**BRIEF:** Find "Enumerate this screenshot's", then copy its line and every later line of the entries exactly through the end, leaving all pictures out.

**EXERCISE MATERIALS:**
_ _ _
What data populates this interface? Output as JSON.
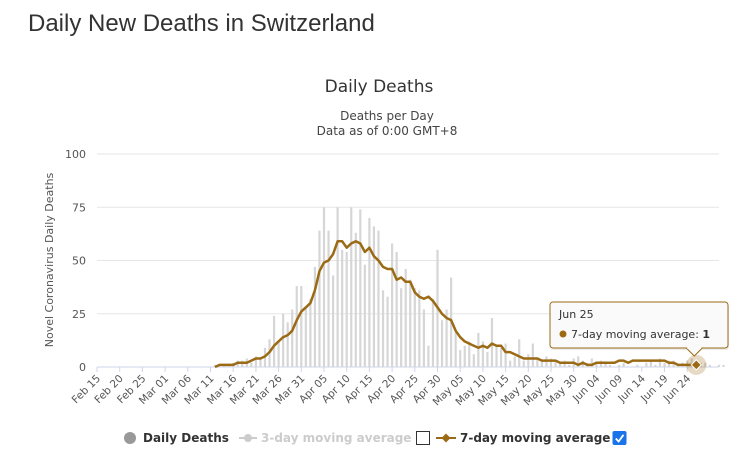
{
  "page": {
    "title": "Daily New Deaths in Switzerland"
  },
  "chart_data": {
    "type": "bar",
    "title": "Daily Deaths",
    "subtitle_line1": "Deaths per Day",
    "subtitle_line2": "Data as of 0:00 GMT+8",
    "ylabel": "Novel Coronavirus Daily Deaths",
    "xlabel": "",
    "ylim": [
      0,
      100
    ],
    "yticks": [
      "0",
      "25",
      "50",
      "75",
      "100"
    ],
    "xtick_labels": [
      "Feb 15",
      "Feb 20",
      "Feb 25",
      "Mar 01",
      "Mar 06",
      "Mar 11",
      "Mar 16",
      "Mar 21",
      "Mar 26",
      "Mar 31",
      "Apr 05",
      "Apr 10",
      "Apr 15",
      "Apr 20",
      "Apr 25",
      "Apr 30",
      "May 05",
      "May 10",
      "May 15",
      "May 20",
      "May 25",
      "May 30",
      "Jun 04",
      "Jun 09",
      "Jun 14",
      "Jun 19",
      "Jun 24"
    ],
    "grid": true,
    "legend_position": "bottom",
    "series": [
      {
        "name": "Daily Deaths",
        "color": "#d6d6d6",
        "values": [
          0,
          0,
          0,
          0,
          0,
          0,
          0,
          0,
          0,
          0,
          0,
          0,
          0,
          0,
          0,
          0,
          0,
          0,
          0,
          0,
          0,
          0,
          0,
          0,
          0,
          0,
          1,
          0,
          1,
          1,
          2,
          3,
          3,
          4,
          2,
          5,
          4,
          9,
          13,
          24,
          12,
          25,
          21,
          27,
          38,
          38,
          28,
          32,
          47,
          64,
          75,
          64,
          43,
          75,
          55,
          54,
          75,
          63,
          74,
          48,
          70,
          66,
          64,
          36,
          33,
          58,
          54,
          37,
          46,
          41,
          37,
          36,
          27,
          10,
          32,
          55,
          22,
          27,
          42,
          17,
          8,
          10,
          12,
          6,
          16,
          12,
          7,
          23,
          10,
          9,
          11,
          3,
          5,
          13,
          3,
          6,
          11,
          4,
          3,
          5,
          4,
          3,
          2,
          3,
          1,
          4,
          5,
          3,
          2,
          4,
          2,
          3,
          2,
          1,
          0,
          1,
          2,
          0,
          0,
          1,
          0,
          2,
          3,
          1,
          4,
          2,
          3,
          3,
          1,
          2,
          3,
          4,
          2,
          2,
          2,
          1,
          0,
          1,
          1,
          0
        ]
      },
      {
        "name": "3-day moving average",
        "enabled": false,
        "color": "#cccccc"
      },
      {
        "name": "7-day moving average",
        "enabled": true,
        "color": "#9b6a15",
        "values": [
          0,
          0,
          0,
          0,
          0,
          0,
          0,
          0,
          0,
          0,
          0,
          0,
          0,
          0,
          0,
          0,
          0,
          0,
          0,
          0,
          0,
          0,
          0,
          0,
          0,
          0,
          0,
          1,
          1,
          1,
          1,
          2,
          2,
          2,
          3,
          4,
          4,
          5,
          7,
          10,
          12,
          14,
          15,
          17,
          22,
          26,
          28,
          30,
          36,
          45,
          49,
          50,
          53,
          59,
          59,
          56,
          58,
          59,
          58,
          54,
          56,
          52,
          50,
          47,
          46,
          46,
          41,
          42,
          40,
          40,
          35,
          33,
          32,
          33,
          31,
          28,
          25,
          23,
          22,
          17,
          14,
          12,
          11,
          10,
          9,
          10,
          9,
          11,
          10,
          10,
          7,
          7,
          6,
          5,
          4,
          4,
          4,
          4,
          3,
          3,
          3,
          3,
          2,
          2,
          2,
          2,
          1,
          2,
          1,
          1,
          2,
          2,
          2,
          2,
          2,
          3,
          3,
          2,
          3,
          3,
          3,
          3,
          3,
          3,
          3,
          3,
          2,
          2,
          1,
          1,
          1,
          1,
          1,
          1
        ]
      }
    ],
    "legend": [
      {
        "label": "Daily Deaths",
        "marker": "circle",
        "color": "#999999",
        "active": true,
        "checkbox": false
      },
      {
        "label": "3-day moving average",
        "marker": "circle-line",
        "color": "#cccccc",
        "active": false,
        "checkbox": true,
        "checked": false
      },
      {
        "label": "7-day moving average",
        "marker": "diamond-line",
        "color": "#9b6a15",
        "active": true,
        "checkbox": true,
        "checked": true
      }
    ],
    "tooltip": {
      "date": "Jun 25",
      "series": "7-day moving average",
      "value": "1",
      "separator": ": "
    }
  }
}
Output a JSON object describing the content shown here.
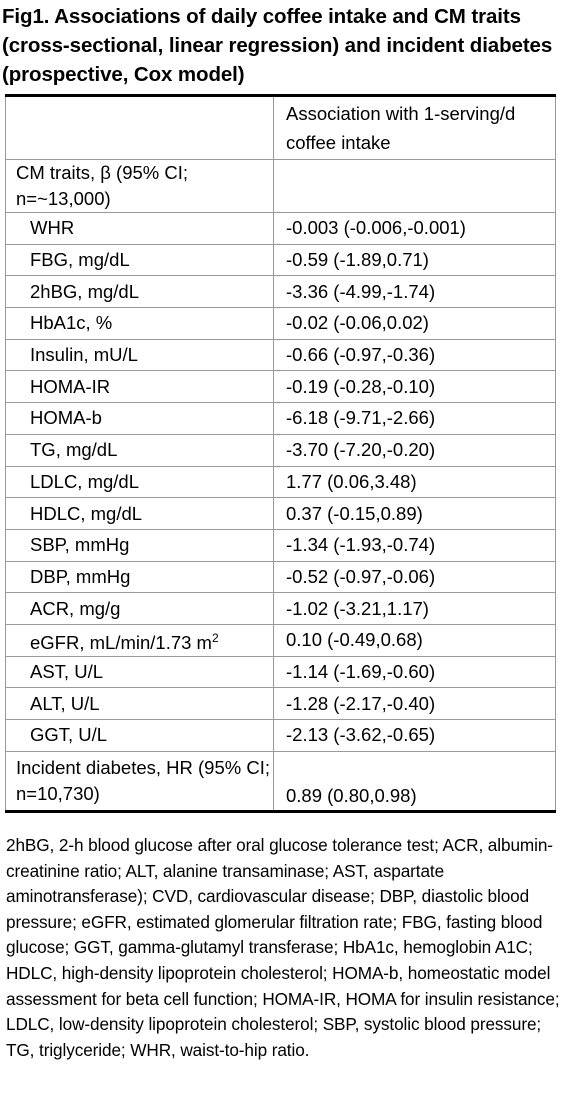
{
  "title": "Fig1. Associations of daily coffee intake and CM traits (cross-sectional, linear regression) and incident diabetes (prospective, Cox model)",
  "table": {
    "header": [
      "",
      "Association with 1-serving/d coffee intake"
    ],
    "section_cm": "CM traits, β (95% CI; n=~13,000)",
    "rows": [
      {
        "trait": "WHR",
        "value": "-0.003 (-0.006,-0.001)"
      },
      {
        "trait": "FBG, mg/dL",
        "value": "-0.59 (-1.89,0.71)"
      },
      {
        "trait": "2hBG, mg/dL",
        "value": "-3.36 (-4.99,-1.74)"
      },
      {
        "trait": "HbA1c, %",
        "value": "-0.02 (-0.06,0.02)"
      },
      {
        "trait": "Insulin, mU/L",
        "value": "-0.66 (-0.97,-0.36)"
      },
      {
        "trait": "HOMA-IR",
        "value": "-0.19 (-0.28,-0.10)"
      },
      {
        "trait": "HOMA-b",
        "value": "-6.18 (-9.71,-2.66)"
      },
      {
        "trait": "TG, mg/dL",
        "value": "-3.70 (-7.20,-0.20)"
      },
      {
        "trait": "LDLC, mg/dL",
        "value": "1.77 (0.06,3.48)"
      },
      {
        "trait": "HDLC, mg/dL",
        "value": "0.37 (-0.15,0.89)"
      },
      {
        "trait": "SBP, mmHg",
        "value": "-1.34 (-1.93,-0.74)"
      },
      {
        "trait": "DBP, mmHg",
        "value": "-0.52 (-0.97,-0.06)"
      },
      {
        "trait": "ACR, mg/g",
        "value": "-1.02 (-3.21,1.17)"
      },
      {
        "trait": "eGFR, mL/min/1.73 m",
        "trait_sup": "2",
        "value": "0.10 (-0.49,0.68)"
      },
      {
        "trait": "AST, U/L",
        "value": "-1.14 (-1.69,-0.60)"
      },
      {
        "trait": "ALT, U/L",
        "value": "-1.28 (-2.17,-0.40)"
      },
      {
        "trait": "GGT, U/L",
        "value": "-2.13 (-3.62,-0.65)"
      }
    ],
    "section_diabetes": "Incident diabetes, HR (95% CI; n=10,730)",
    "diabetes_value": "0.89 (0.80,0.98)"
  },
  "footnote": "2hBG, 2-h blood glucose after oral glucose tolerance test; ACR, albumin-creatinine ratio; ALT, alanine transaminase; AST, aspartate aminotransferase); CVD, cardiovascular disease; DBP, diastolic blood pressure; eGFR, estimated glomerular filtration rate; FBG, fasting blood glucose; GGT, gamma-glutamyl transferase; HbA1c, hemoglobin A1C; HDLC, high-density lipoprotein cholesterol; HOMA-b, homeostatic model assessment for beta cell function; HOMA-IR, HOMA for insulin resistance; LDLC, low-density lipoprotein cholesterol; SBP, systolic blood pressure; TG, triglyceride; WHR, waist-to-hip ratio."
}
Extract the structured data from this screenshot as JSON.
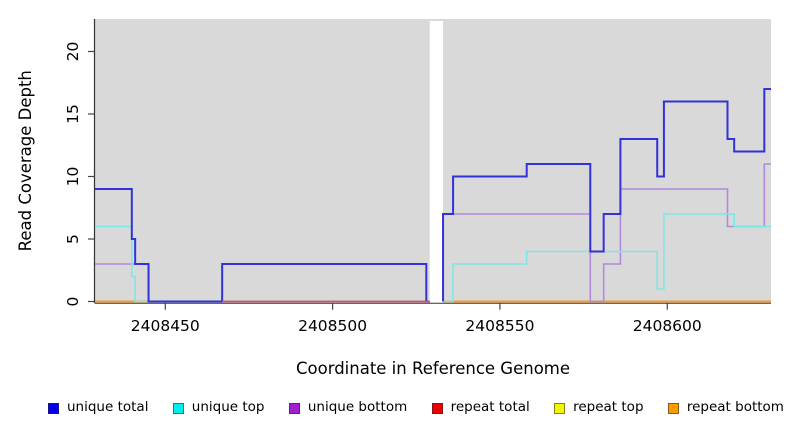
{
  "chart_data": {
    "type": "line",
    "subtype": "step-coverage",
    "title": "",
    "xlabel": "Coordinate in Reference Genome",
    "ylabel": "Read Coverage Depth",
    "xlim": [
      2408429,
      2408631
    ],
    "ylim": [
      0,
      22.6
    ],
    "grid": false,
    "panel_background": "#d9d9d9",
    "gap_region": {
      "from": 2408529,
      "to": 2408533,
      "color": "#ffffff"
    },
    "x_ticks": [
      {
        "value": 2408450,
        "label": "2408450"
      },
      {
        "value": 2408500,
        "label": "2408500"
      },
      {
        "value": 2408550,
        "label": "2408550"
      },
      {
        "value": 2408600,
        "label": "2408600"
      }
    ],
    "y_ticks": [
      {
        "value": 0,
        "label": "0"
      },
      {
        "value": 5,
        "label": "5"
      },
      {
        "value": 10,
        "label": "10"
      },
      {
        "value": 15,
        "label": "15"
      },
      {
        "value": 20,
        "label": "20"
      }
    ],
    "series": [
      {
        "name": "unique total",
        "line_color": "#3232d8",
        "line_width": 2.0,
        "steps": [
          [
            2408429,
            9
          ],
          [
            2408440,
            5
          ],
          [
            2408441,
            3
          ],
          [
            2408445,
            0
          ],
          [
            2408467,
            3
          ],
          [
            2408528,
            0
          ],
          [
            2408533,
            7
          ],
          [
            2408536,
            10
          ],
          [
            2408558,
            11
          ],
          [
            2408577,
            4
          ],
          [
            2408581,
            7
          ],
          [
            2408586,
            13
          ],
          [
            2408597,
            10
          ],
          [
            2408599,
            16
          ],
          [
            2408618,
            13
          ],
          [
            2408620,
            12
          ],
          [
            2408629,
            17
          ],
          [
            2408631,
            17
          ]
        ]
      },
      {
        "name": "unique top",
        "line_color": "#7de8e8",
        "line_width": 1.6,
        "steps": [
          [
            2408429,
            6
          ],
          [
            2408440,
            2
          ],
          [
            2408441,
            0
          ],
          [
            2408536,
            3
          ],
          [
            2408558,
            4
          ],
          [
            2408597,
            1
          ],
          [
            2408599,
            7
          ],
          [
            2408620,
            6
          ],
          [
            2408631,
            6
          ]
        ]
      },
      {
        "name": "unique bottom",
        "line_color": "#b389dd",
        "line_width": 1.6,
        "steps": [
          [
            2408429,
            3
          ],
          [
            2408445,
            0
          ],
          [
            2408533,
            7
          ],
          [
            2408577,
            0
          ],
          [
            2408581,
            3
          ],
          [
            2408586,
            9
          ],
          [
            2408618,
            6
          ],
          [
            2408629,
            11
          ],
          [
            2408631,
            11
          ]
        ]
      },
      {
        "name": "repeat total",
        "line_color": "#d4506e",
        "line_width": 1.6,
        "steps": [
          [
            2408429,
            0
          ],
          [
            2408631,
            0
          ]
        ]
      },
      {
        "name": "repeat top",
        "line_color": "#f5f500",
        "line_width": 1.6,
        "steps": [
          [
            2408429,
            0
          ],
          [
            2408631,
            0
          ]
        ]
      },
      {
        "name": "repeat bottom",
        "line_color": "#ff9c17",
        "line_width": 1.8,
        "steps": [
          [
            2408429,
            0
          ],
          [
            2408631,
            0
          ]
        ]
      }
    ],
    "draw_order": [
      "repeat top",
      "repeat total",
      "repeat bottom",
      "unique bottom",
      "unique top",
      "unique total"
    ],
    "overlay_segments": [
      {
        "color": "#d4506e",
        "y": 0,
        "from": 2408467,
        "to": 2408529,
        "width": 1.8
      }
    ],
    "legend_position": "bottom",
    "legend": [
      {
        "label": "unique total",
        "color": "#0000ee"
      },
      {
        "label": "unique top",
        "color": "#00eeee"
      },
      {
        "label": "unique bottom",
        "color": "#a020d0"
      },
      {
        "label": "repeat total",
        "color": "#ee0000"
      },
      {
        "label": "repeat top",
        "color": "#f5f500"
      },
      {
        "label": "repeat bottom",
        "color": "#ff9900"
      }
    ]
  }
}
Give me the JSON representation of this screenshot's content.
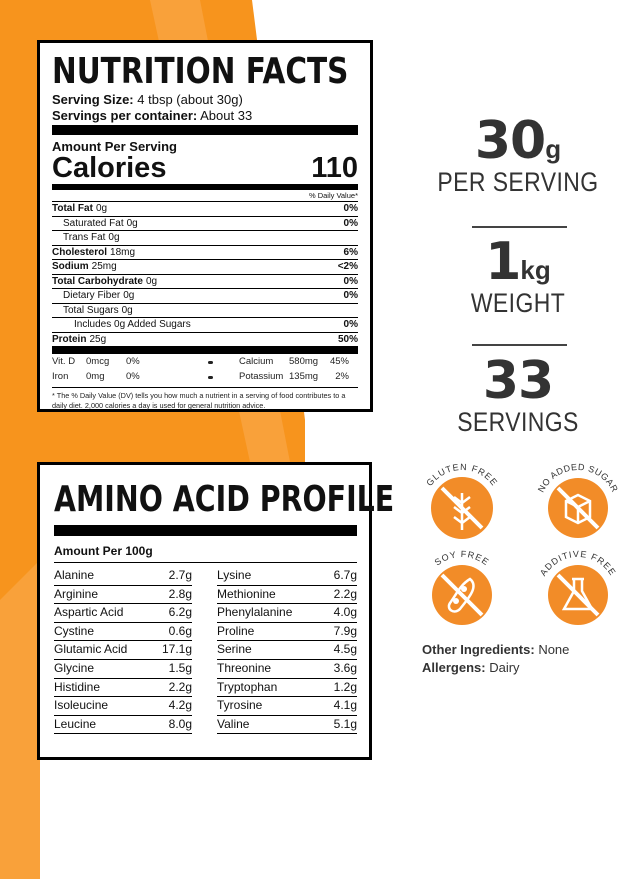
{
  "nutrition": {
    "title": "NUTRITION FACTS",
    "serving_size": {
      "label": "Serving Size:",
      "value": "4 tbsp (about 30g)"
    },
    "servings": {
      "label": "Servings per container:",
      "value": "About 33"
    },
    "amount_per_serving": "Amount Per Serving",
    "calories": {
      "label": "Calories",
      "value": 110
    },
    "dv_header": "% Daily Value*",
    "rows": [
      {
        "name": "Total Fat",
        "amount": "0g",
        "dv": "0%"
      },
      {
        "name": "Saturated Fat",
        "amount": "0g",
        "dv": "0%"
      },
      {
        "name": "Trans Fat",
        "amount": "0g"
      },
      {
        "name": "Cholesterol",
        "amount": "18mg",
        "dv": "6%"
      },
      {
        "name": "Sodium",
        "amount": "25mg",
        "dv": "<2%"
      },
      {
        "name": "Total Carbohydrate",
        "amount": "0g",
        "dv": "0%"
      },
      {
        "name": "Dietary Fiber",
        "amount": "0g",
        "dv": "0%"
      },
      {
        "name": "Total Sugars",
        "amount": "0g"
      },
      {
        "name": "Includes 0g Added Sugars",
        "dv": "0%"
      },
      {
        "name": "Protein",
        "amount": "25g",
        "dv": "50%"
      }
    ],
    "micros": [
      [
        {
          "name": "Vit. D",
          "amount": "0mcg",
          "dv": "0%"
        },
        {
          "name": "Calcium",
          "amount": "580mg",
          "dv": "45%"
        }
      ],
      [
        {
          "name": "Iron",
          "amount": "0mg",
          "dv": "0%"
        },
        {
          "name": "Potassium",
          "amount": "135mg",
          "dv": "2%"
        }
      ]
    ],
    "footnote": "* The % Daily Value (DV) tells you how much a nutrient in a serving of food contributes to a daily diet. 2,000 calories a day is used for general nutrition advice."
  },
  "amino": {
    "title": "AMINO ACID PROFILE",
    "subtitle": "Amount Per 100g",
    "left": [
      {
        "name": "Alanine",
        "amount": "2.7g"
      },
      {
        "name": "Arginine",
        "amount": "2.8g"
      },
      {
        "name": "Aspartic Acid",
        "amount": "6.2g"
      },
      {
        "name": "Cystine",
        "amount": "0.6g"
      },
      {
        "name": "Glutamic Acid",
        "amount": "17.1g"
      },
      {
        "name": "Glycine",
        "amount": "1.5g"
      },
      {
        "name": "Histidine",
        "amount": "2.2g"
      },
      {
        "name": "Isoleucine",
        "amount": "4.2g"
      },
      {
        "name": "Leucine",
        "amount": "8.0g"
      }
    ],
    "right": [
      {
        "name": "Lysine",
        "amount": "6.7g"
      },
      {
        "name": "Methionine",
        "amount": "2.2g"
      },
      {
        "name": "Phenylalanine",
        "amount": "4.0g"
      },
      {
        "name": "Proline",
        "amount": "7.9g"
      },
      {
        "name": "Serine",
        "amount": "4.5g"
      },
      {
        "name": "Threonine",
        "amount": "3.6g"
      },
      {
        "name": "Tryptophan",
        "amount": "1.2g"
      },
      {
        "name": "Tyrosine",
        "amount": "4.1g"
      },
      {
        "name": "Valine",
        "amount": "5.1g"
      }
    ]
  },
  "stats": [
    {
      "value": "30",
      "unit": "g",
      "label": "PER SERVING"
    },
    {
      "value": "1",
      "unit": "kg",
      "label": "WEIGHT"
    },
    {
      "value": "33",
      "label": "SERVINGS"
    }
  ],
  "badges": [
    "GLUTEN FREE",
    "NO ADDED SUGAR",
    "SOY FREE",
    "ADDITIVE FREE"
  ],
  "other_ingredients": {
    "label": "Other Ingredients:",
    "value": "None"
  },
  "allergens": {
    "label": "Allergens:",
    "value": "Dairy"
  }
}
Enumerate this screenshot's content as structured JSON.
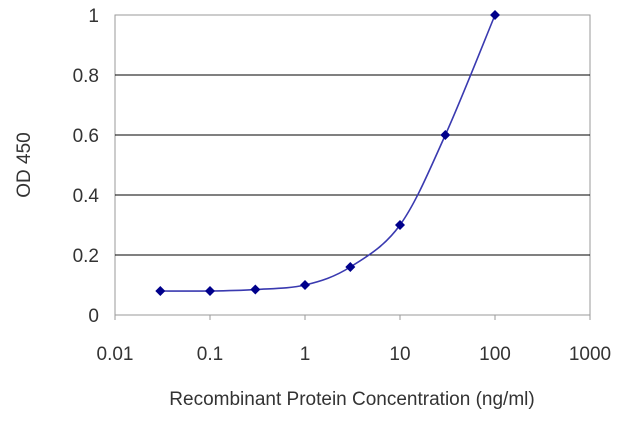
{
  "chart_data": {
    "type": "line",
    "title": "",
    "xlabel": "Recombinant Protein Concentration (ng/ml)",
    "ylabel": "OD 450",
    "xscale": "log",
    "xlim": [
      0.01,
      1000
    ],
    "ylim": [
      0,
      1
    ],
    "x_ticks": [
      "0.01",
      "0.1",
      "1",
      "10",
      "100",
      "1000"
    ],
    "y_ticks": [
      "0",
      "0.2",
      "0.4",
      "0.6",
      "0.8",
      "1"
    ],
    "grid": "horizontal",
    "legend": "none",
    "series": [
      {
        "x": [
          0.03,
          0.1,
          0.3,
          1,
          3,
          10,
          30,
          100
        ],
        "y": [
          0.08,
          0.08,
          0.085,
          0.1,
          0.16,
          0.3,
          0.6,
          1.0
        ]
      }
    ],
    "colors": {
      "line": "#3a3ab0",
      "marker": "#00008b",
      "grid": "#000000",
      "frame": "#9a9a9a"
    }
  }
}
_ _ _
**WRITTEN RESPONSE:**
Enumerate this screenshot's content as structured JSON.
{
  "chart_data": {
    "type": "line",
    "title": "",
    "xlabel": "Recombinant Protein Concentration (ng/ml)",
    "ylabel": "OD 450",
    "xscale": "log",
    "xlim": [
      0.01,
      1000
    ],
    "ylim": [
      0,
      1
    ],
    "x_ticks": [
      "0.01",
      "0.1",
      "1",
      "10",
      "100",
      "1000"
    ],
    "y_ticks": [
      "0",
      "0.2",
      "0.4",
      "0.6",
      "0.8",
      "1"
    ],
    "grid": "horizontal",
    "legend": "none",
    "series": [
      {
        "x": [
          0.03,
          0.1,
          0.3,
          1,
          3,
          10,
          30,
          100
        ],
        "y": [
          0.08,
          0.08,
          0.085,
          0.1,
          0.16,
          0.3,
          0.6,
          1.0
        ]
      }
    ],
    "colors": {
      "line": "#3a3ab0",
      "marker": "#00008b",
      "grid": "#000000",
      "frame": "#9a9a9a"
    }
  }
}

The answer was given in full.